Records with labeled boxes
[start]

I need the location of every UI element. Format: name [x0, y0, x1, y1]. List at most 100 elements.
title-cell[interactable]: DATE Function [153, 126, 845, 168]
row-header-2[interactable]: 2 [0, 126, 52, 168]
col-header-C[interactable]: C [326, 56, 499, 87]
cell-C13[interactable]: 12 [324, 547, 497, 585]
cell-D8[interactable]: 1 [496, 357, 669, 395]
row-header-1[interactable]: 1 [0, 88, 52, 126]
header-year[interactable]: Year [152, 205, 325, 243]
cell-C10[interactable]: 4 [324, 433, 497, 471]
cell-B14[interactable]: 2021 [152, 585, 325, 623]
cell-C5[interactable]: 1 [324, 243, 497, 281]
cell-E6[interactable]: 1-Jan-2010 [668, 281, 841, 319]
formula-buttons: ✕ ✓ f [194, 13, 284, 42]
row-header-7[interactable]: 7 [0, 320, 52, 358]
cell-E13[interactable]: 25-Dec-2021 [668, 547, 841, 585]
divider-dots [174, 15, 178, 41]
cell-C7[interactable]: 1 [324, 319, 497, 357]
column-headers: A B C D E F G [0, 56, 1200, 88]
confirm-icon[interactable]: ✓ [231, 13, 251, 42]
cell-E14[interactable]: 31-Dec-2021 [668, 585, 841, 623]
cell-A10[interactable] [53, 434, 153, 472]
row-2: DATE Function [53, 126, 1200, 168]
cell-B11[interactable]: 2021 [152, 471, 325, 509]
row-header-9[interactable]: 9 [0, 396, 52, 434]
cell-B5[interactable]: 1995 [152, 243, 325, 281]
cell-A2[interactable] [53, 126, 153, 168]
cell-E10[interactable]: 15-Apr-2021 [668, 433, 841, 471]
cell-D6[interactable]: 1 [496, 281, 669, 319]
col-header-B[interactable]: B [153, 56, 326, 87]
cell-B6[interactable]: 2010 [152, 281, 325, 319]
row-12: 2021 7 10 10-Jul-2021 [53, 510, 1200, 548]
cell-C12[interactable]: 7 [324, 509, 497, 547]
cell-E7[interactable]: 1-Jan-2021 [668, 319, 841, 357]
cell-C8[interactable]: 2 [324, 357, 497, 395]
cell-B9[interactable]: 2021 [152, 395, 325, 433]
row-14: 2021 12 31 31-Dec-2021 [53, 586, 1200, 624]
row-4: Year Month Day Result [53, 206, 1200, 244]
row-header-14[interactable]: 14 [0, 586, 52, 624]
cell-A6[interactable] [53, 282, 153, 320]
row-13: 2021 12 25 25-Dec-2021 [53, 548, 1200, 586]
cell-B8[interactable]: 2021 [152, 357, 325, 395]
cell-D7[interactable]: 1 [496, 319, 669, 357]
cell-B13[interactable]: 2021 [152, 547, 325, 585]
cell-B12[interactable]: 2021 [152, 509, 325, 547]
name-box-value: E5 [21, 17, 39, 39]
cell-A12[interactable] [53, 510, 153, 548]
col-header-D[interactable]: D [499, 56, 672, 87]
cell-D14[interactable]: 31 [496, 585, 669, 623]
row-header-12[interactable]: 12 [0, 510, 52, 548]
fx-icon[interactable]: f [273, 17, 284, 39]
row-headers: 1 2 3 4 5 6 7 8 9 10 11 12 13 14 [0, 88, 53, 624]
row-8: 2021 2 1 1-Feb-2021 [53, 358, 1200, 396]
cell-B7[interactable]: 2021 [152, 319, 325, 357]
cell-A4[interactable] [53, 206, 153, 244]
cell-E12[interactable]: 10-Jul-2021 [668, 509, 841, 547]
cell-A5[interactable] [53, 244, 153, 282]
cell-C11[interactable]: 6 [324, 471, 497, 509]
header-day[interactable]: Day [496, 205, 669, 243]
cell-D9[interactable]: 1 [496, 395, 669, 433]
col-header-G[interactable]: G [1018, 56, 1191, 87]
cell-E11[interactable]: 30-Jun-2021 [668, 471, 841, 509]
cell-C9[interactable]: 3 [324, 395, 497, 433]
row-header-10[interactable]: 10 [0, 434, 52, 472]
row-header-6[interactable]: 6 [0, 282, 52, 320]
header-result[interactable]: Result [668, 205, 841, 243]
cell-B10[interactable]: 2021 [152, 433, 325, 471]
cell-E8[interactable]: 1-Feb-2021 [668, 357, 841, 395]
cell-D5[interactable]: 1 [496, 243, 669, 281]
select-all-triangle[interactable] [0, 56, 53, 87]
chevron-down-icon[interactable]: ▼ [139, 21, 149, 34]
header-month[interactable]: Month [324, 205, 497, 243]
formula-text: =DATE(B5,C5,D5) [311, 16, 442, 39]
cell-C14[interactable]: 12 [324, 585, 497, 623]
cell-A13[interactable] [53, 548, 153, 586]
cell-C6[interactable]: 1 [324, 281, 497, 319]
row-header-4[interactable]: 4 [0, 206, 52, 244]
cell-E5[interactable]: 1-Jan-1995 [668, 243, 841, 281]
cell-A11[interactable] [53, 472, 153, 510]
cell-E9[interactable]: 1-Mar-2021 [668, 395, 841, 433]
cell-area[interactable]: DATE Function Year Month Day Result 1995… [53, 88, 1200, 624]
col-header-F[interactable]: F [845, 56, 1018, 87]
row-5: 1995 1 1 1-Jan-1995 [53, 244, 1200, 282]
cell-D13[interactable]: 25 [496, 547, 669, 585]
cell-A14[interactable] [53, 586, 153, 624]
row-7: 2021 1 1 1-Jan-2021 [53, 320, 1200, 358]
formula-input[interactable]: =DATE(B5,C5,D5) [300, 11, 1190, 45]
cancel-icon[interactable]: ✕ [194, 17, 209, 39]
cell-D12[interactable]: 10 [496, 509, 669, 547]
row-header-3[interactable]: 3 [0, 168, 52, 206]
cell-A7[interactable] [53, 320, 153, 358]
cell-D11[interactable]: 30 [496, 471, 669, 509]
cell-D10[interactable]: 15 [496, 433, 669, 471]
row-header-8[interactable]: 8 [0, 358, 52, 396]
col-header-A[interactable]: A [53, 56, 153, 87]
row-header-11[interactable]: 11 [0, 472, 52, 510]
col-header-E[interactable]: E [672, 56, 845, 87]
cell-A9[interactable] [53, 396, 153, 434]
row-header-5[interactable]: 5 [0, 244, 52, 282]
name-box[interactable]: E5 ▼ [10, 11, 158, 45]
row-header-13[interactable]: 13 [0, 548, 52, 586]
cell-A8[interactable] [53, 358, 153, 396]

[end]

**What needs to be done:**
Reproduce all of the records above line for line, changing nothing.

**Exercise answer:**
I need the location of every UI element. Format: name [x0, y0, x1, y1]. List at most 100 elements.
title-cell[interactable]: DATE Function [153, 126, 845, 168]
row-header-2[interactable]: 2 [0, 126, 52, 168]
col-header-C[interactable]: C [326, 56, 499, 87]
cell-C13[interactable]: 12 [324, 547, 497, 585]
cell-D8[interactable]: 1 [496, 357, 669, 395]
row-header-1[interactable]: 1 [0, 88, 52, 126]
header-year[interactable]: Year [152, 205, 325, 243]
cell-C10[interactable]: 4 [324, 433, 497, 471]
cell-B14[interactable]: 2021 [152, 585, 325, 623]
cell-C5[interactable]: 1 [324, 243, 497, 281]
cell-E6[interactable]: 1-Jan-2010 [668, 281, 841, 319]
formula-buttons: ✕ ✓ f [194, 13, 284, 42]
row-header-7[interactable]: 7 [0, 320, 52, 358]
cell-E13[interactable]: 25-Dec-2021 [668, 547, 841, 585]
divider-dots [174, 15, 178, 41]
cell-C7[interactable]: 1 [324, 319, 497, 357]
column-headers: A B C D E F G [0, 56, 1200, 88]
confirm-icon[interactable]: ✓ [231, 13, 251, 42]
cell-E14[interactable]: 31-Dec-2021 [668, 585, 841, 623]
cell-A10[interactable] [53, 434, 153, 472]
row-2: DATE Function [53, 126, 1200, 168]
cell-B11[interactable]: 2021 [152, 471, 325, 509]
row-header-9[interactable]: 9 [0, 396, 52, 434]
cell-B5[interactable]: 1995 [152, 243, 325, 281]
cell-A2[interactable] [53, 126, 153, 168]
cell-E10[interactable]: 15-Apr-2021 [668, 433, 841, 471]
cell-D6[interactable]: 1 [496, 281, 669, 319]
col-header-B[interactable]: B [153, 56, 326, 87]
cell-B6[interactable]: 2010 [152, 281, 325, 319]
row-12: 2021 7 10 10-Jul-2021 [53, 510, 1200, 548]
cell-C12[interactable]: 7 [324, 509, 497, 547]
cell-E7[interactable]: 1-Jan-2021 [668, 319, 841, 357]
cell-C8[interactable]: 2 [324, 357, 497, 395]
cell-B9[interactable]: 2021 [152, 395, 325, 433]
row-14: 2021 12 31 31-Dec-2021 [53, 586, 1200, 624]
row-4: Year Month Day Result [53, 206, 1200, 244]
row-header-14[interactable]: 14 [0, 586, 52, 624]
cell-A6[interactable] [53, 282, 153, 320]
row-13: 2021 12 25 25-Dec-2021 [53, 548, 1200, 586]
cell-B8[interactable]: 2021 [152, 357, 325, 395]
cell-D7[interactable]: 1 [496, 319, 669, 357]
cell-B13[interactable]: 2021 [152, 547, 325, 585]
cell-B12[interactable]: 2021 [152, 509, 325, 547]
name-box-value: E5 [21, 17, 39, 39]
cell-A12[interactable] [53, 510, 153, 548]
col-header-D[interactable]: D [499, 56, 672, 87]
cell-D14[interactable]: 31 [496, 585, 669, 623]
row-header-12[interactable]: 12 [0, 510, 52, 548]
fx-icon[interactable]: f [273, 17, 284, 39]
row-headers: 1 2 3 4 5 6 7 8 9 10 11 12 13 14 [0, 88, 53, 624]
row-8: 2021 2 1 1-Feb-2021 [53, 358, 1200, 396]
cell-B7[interactable]: 2021 [152, 319, 325, 357]
cell-A4[interactable] [53, 206, 153, 244]
cell-E12[interactable]: 10-Jul-2021 [668, 509, 841, 547]
cell-A5[interactable] [53, 244, 153, 282]
cell-C11[interactable]: 6 [324, 471, 497, 509]
header-day[interactable]: Day [496, 205, 669, 243]
cell-D9[interactable]: 1 [496, 395, 669, 433]
col-header-G[interactable]: G [1018, 56, 1191, 87]
cell-E11[interactable]: 30-Jun-2021 [668, 471, 841, 509]
cell-C9[interactable]: 3 [324, 395, 497, 433]
row-header-10[interactable]: 10 [0, 434, 52, 472]
row-header-6[interactable]: 6 [0, 282, 52, 320]
header-result[interactable]: Result [668, 205, 841, 243]
cell-B10[interactable]: 2021 [152, 433, 325, 471]
cell-E8[interactable]: 1-Feb-2021 [668, 357, 841, 395]
cell-D5[interactable]: 1 [496, 243, 669, 281]
select-all-triangle[interactable] [0, 56, 53, 87]
chevron-down-icon[interactable]: ▼ [139, 21, 149, 34]
header-month[interactable]: Month [324, 205, 497, 243]
formula-text: =DATE(B5,C5,D5) [311, 16, 442, 39]
cell-C14[interactable]: 12 [324, 585, 497, 623]
cell-A13[interactable] [53, 548, 153, 586]
cell-C6[interactable]: 1 [324, 281, 497, 319]
row-header-4[interactable]: 4 [0, 206, 52, 244]
cell-E5[interactable]: 1-Jan-1995 [668, 243, 841, 281]
cell-A11[interactable] [53, 472, 153, 510]
cell-E9[interactable]: 1-Mar-2021 [668, 395, 841, 433]
cell-area[interactable]: DATE Function Year Month Day Result 1995… [53, 88, 1200, 624]
col-header-F[interactable]: F [845, 56, 1018, 87]
row-5: 1995 1 1 1-Jan-1995 [53, 244, 1200, 282]
cell-D13[interactable]: 25 [496, 547, 669, 585]
cell-A14[interactable] [53, 586, 153, 624]
row-7: 2021 1 1 1-Jan-2021 [53, 320, 1200, 358]
formula-input[interactable]: =DATE(B5,C5,D5) [300, 11, 1190, 45]
cancel-icon[interactable]: ✕ [194, 17, 209, 39]
cell-D12[interactable]: 10 [496, 509, 669, 547]
row-header-3[interactable]: 3 [0, 168, 52, 206]
cell-A7[interactable] [53, 320, 153, 358]
cell-D11[interactable]: 30 [496, 471, 669, 509]
cell-D10[interactable]: 15 [496, 433, 669, 471]
row-header-8[interactable]: 8 [0, 358, 52, 396]
col-header-A[interactable]: A [53, 56, 153, 87]
row-header-11[interactable]: 11 [0, 472, 52, 510]
col-header-E[interactable]: E [672, 56, 845, 87]
cell-A9[interactable] [53, 396, 153, 434]
row-header-5[interactable]: 5 [0, 244, 52, 282]
name-box[interactable]: E5 ▼ [10, 11, 158, 45]
row-header-13[interactable]: 13 [0, 548, 52, 586]
cell-A8[interactable] [53, 358, 153, 396]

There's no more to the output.